--- INPUT ROWS ---

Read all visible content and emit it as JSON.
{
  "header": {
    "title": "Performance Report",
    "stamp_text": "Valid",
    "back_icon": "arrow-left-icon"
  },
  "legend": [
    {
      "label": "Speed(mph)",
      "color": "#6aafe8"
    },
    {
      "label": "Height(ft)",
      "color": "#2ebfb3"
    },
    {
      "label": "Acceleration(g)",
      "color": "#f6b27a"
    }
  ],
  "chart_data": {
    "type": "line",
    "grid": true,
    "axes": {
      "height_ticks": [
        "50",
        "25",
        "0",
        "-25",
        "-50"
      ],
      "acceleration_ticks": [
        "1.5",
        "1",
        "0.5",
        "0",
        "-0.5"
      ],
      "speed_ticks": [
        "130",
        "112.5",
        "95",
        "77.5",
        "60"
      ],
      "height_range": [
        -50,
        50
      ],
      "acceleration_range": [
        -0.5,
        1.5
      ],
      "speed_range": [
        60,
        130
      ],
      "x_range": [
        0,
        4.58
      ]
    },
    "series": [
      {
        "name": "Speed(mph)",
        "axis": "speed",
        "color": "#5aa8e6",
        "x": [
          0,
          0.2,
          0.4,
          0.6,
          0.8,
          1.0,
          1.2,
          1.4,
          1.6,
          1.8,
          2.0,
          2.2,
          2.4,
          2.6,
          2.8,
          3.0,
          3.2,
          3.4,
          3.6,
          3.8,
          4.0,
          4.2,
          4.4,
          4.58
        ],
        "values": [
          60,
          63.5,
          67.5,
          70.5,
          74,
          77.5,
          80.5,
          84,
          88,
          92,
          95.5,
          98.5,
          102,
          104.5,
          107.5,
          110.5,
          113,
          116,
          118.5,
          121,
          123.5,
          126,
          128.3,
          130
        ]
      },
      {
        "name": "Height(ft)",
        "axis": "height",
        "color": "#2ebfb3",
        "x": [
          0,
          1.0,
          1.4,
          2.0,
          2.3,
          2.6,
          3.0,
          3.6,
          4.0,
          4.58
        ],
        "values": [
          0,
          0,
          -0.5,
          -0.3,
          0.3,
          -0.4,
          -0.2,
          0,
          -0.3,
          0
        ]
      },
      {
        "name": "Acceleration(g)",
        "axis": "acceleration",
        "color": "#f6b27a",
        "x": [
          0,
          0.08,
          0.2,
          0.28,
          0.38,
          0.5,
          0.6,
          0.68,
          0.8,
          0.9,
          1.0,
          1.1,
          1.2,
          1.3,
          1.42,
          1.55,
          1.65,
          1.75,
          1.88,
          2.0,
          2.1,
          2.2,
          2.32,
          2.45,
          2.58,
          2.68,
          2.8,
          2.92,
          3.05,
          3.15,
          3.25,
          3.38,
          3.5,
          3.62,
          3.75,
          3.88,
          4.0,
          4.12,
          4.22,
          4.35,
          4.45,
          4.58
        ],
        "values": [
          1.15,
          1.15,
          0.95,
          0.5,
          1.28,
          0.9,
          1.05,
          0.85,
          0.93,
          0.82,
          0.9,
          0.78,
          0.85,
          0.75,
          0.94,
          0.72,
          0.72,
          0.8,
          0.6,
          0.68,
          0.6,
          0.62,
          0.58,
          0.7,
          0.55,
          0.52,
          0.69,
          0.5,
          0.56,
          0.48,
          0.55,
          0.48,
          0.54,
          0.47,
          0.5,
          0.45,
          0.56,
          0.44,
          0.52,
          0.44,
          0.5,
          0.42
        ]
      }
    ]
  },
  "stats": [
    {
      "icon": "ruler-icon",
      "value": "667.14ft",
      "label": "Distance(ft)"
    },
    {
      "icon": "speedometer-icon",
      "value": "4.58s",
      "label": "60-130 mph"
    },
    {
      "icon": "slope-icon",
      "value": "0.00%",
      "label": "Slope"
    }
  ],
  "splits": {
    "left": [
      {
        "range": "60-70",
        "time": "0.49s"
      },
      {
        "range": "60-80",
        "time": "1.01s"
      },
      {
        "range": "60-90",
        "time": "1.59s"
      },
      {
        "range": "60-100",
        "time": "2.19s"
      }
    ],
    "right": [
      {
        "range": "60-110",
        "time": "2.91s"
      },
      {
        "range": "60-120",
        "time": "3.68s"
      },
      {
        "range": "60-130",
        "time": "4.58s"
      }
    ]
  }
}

---

Look back over the material above and state how many lines hold the word "axis". Write the number and nothing else.

§ RESULT OF THIS EXERCISE
3